→ Task to carry out: Transcribe the material below exactly as it appears.

====== Material provided ======

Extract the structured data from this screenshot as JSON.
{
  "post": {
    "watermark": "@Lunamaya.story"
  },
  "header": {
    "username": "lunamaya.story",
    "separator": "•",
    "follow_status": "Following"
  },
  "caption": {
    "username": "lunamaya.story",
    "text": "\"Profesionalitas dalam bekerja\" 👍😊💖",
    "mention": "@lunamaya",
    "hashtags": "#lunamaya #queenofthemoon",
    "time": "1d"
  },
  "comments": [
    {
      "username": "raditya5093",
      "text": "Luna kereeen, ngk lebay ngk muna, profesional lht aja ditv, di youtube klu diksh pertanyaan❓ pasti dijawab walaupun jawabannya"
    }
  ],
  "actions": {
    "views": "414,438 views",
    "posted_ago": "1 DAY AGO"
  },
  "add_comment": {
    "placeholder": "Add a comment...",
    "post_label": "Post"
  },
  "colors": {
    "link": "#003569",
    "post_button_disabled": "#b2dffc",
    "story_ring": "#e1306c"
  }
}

======

→ Exercise response:
Extract the structured data from this screenshot as JSON.
{
  "post": {
    "watermark": "@Lunamaya.story"
  },
  "header": {
    "username": "lunamaya.story",
    "separator": "•",
    "follow_status": "Following"
  },
  "caption": {
    "username": "lunamaya.story",
    "text": "\"Profesionalitas dalam bekerja\" 👍😊💖",
    "mention": "@lunamaya",
    "hashtags": "#lunamaya #queenofthemoon",
    "time": "1d"
  },
  "comments": [
    {
      "username": "raditya5093",
      "text": "Luna kereeen, ngk lebay ngk muna, profesional lht aja ditv, di youtube klu diksh pertanyaan❓ pasti dijawab walaupun jawabannya"
    }
  ],
  "actions": {
    "views": "414,438 views",
    "posted_ago": "1 DAY AGO"
  },
  "add_comment": {
    "placeholder": "Add a comment...",
    "post_label": "Post"
  },
  "colors": {
    "link": "#003569",
    "post_button_disabled": "#b2dffc",
    "story_ring": "#e1306c"
  }
}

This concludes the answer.